EXERCISE TASK ▸ Write out each record below exactly as it appears, with no pictures.

STORED DATA ▸
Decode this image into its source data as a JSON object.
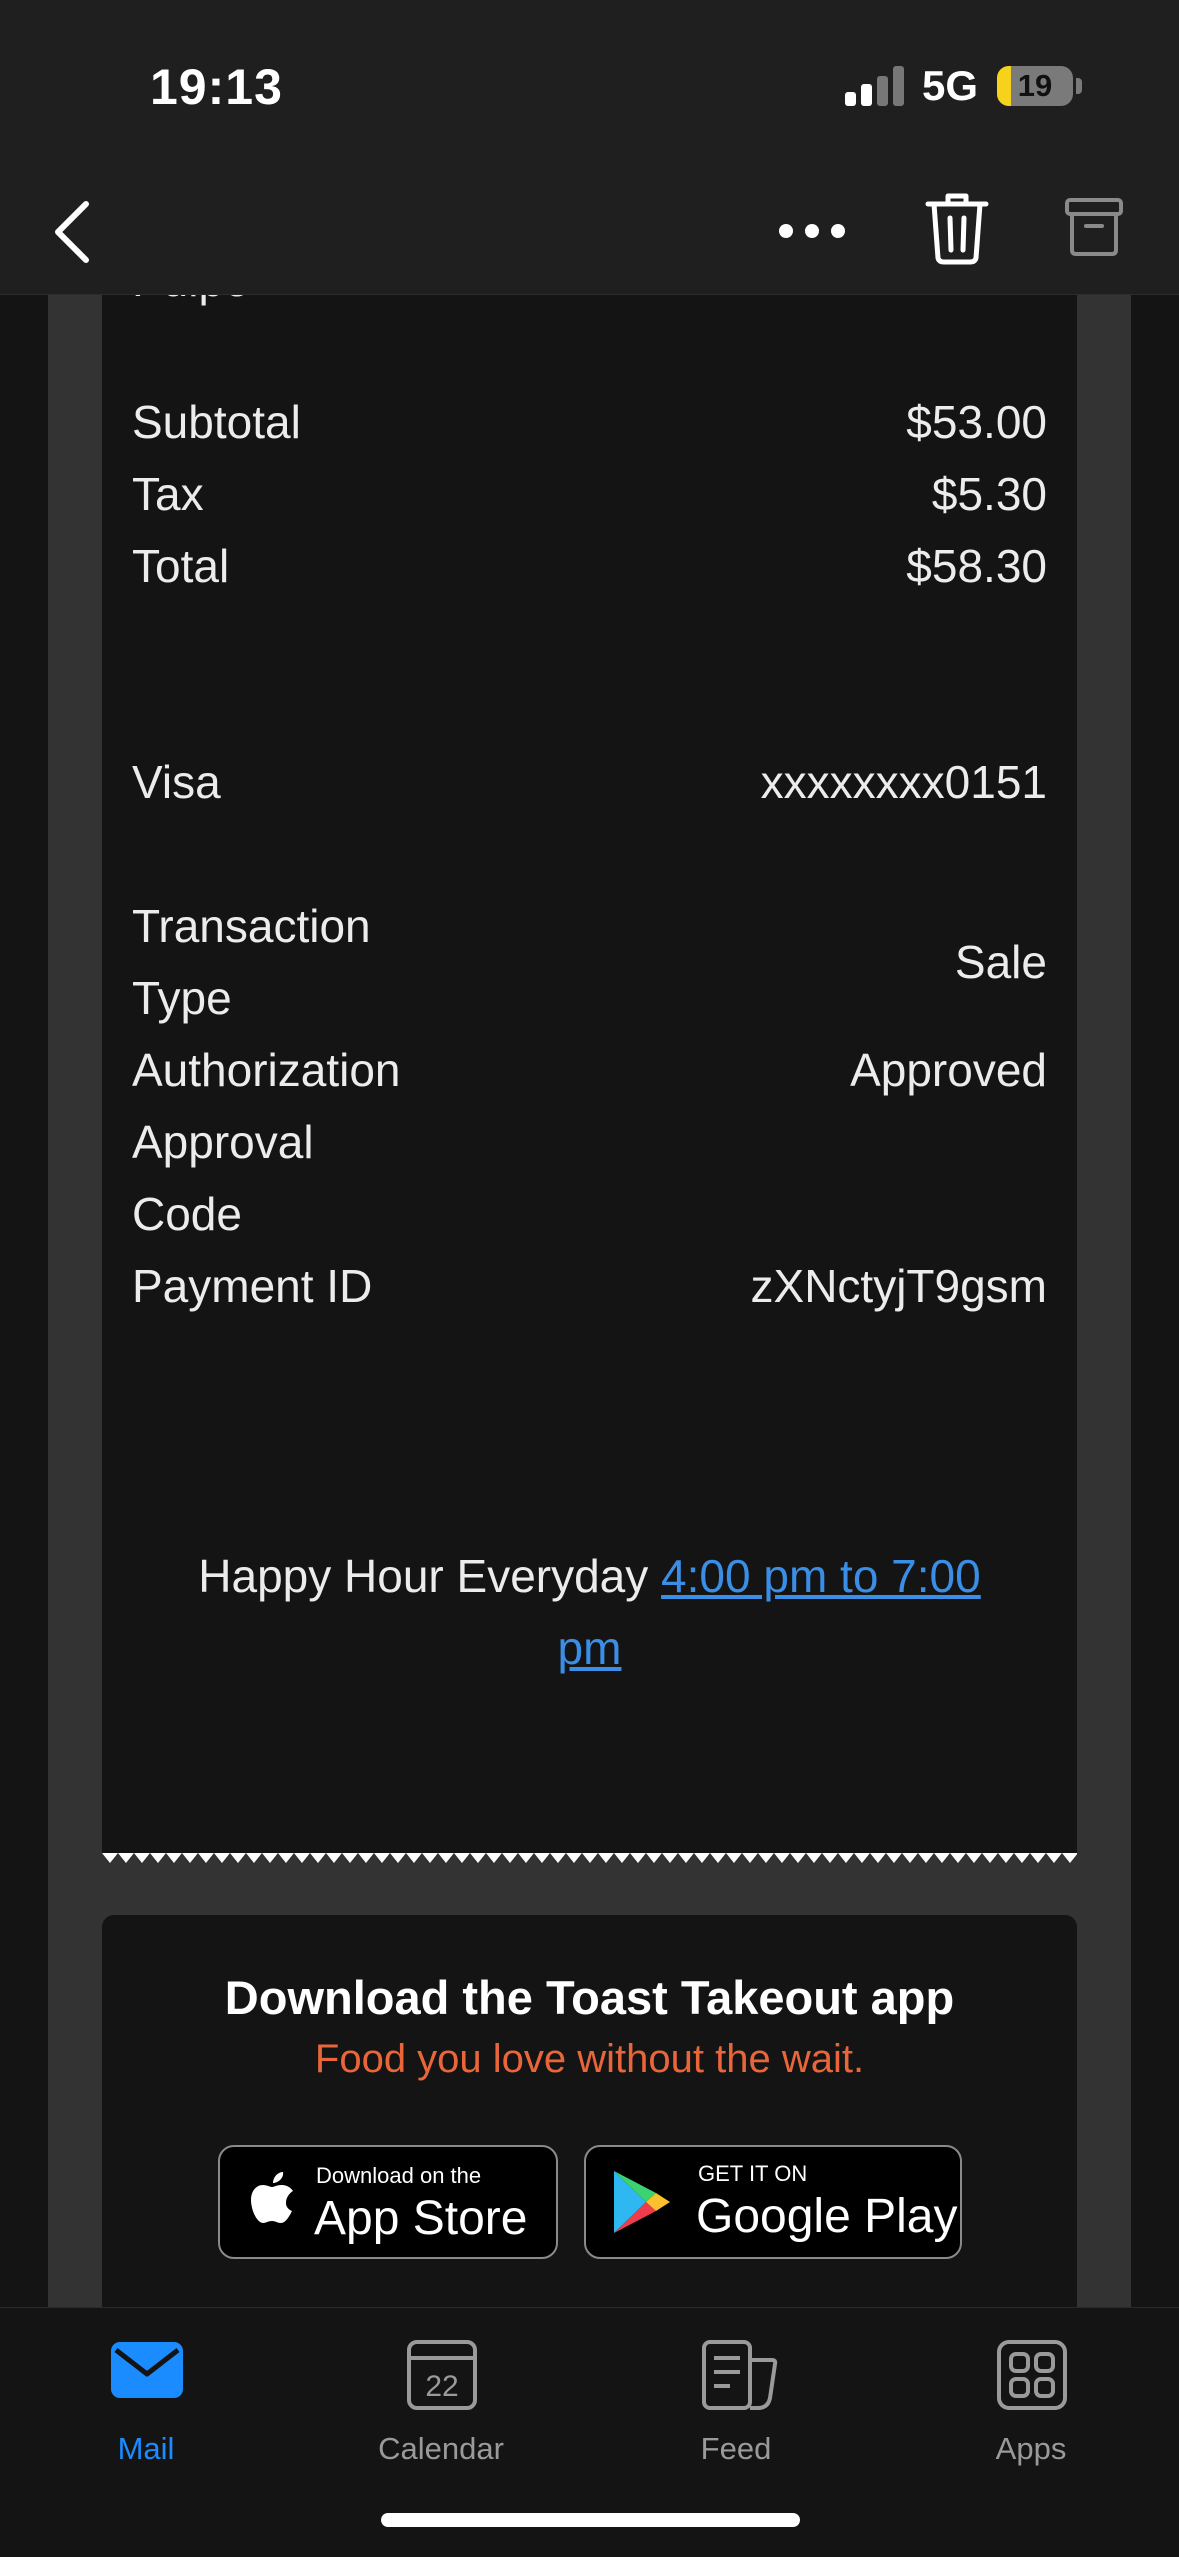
{
  "status_bar": {
    "time": "19:13",
    "network": "5G",
    "battery": "19",
    "battery_level": 0.19
  },
  "nav": {
    "back_icon": "chevron-left-icon",
    "more_icon": "more-horizontal-icon",
    "delete_icon": "trash-icon",
    "archive_icon": "archive-icon"
  },
  "receipt": {
    "cutoff_text": "Pulpo",
    "subtotal_label": "Subtotal",
    "subtotal_value": "$53.00",
    "tax_label": "Tax",
    "tax_value": "$5.30",
    "total_label": "Total",
    "total_value": "$58.30",
    "card_label": "Visa",
    "card_value": "xxxxxxxx0151",
    "transaction_type_label_1": "Transaction",
    "transaction_type_label_2": "Type",
    "transaction_type_value": "Sale",
    "authorization_label": "Authorization",
    "authorization_value": "Approved",
    "approval_code_label_1": "Approval",
    "approval_code_label_2": "Code",
    "payment_id_label": "Payment ID",
    "payment_id_value": "zXNctyjT9gsm",
    "happy_hour_text": "Happy Hour Everyday ",
    "happy_hour_link_1": "4:00 pm to 7:00",
    "happy_hour_link_2": "pm"
  },
  "promo": {
    "title": "Download the Toast Takeout app",
    "subtitle": "Food you love without the wait.",
    "app_store_small": "Download on the",
    "app_store_big": "App Store",
    "google_play_small": "GET IT ON",
    "google_play_big": "Google Play"
  },
  "tabs": [
    {
      "label": "Mail",
      "icon": "mail-icon",
      "active": true
    },
    {
      "label": "Calendar",
      "icon": "calendar-icon",
      "day": "22"
    },
    {
      "label": "Feed",
      "icon": "feed-icon"
    },
    {
      "label": "Apps",
      "icon": "apps-grid-icon"
    }
  ],
  "colors": {
    "accent": "#1a8cff",
    "link": "#3a8ee6",
    "promo_subtitle": "#e8663a"
  }
}
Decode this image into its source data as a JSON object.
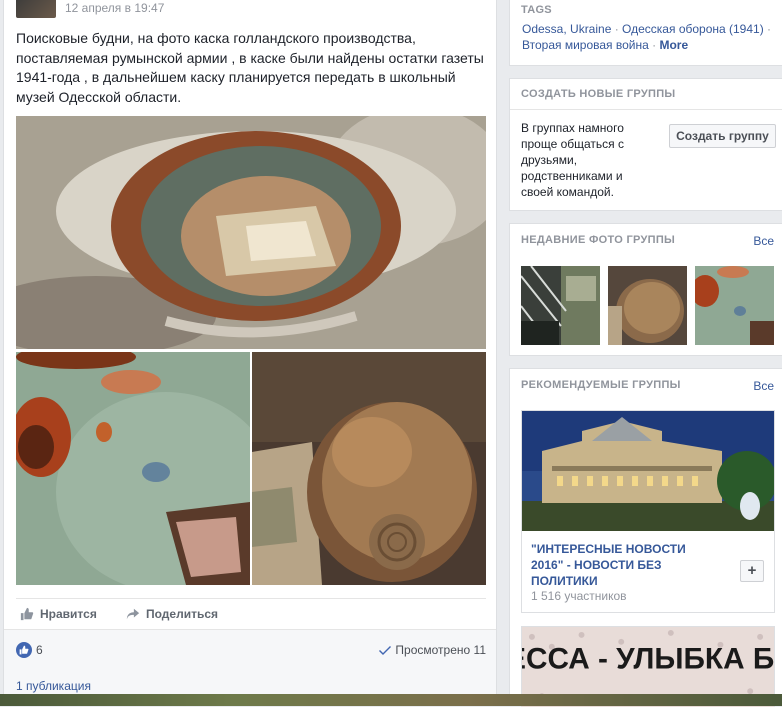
{
  "post": {
    "time": "12 апреля в 19:47",
    "text": "Поисковые будни, на фото каска голландского производства, поставляемая румынской армии , в каске были найдены остатки газеты 1941-года , в дальнейшем каску планируется передать в школьный музей Одесской области.",
    "photos": [
      "helmet-inside-photo",
      "helmet-closeup-photo",
      "helmet-outside-photo"
    ],
    "actions": {
      "like": "Нравится",
      "share": "Поделиться"
    },
    "likes": "6",
    "seen": "Просмотрено 11",
    "publications": "1 публикация"
  },
  "tags": {
    "title": "TAGS",
    "items": [
      "Odessa, Ukraine",
      "Одесская оборона (1941)",
      "Вторая мировая война"
    ],
    "separator": " · ",
    "more": "More"
  },
  "create_group": {
    "title": "СОЗДАТЬ НОВЫЕ ГРУППЫ",
    "text": "В группах намного проще общаться с друзьями, родственниками и своей командой.",
    "button": "Создать группу"
  },
  "recent_photos": {
    "title": "НЕДАВНИЕ ФОТО ГРУППЫ",
    "all": "Все"
  },
  "recommended": {
    "title": "РЕКОМЕНДУЕМЫЕ ГРУППЫ",
    "all": "Все",
    "group": {
      "name": "\"ИНТЕРЕСНЫЕ НОВОСТИ 2016\" - НОВОСТИ БЕЗ ПОЛИТИКИ",
      "members": "1 516 участников",
      "join": "+"
    },
    "group2_sign": "ОДЕССА - УЛЫБКА БОГА"
  },
  "colors": {
    "link": "#365899",
    "accent": "#4267b2",
    "muted": "#90949c"
  }
}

RESPONSE BELOW ▸
Decode this image into its source data as a JSON object.
{
  "status_bar": {
    "time": "19:13",
    "network": "5G",
    "battery": "19",
    "battery_level": 0.19
  },
  "nav": {
    "back_icon": "chevron-left-icon",
    "more_icon": "more-horizontal-icon",
    "delete_icon": "trash-icon",
    "archive_icon": "archive-icon"
  },
  "receipt": {
    "cutoff_text": "Pulpo",
    "subtotal_label": "Subtotal",
    "subtotal_value": "$53.00",
    "tax_label": "Tax",
    "tax_value": "$5.30",
    "total_label": "Total",
    "total_value": "$58.30",
    "card_label": "Visa",
    "card_value": "xxxxxxxx0151",
    "transaction_type_label_1": "Transaction",
    "transaction_type_label_2": "Type",
    "transaction_type_value": "Sale",
    "authorization_label": "Authorization",
    "authorization_value": "Approved",
    "approval_code_label_1": "Approval",
    "approval_code_label_2": "Code",
    "payment_id_label": "Payment ID",
    "payment_id_value": "zXNctyjT9gsm",
    "happy_hour_text": "Happy Hour Everyday ",
    "happy_hour_link_1": "4:00 pm to 7:00",
    "happy_hour_link_2": "pm"
  },
  "promo": {
    "title": "Download the Toast Takeout app",
    "subtitle": "Food you love without the wait.",
    "app_store_small": "Download on the",
    "app_store_big": "App Store",
    "google_play_small": "GET IT ON",
    "google_play_big": "Google Play"
  },
  "tabs": [
    {
      "label": "Mail",
      "icon": "mail-icon",
      "active": true
    },
    {
      "label": "Calendar",
      "icon": "calendar-icon",
      "day": "22"
    },
    {
      "label": "Feed",
      "icon": "feed-icon"
    },
    {
      "label": "Apps",
      "icon": "apps-grid-icon"
    }
  ],
  "colors": {
    "accent": "#1a8cff",
    "link": "#3a8ee6",
    "promo_subtitle": "#e8663a"
  }
}
Decode this image into its source data as a JSON object.
{
  "post": {
    "time": "12 апреля в 19:47",
    "text": "Поисковые будни, на фото каска голландского производства, поставляемая румынской армии , в каске были найдены остатки газеты 1941-года , в дальнейшем каску планируется передать в школьный музей Одесской области.",
    "photos": [
      "helmet-inside-photo",
      "helmet-closeup-photo",
      "helmet-outside-photo"
    ],
    "actions": {
      "like": "Нравится",
      "share": "Поделиться"
    },
    "likes": "6",
    "seen": "Просмотрено 11",
    "publications": "1 публикация"
  },
  "tags": {
    "title": "TAGS",
    "items": [
      "Odessa, Ukraine",
      "Одесская оборона (1941)",
      "Вторая мировая война"
    ],
    "separator": " · ",
    "more": "More"
  },
  "create_group": {
    "title": "СОЗДАТЬ НОВЫЕ ГРУППЫ",
    "text": "В группах намного проще общаться с друзьями, родственниками и своей командой.",
    "button": "Создать группу"
  },
  "recent_photos": {
    "title": "НЕДАВНИЕ ФОТО ГРУППЫ",
    "all": "Все"
  },
  "recommended": {
    "title": "РЕКОМЕНДУЕМЫЕ ГРУППЫ",
    "all": "Все",
    "group": {
      "name": "\"ИНТЕРЕСНЫЕ НОВОСТИ 2016\" - НОВОСТИ БЕЗ ПОЛИТИКИ",
      "members": "1 516 участников",
      "join": "+"
    },
    "group2_sign": "ОДЕССА - УЛЫБКА БОГА"
  },
  "colors": {
    "link": "#365899",
    "accent": "#4267b2",
    "muted": "#90949c"
  }
}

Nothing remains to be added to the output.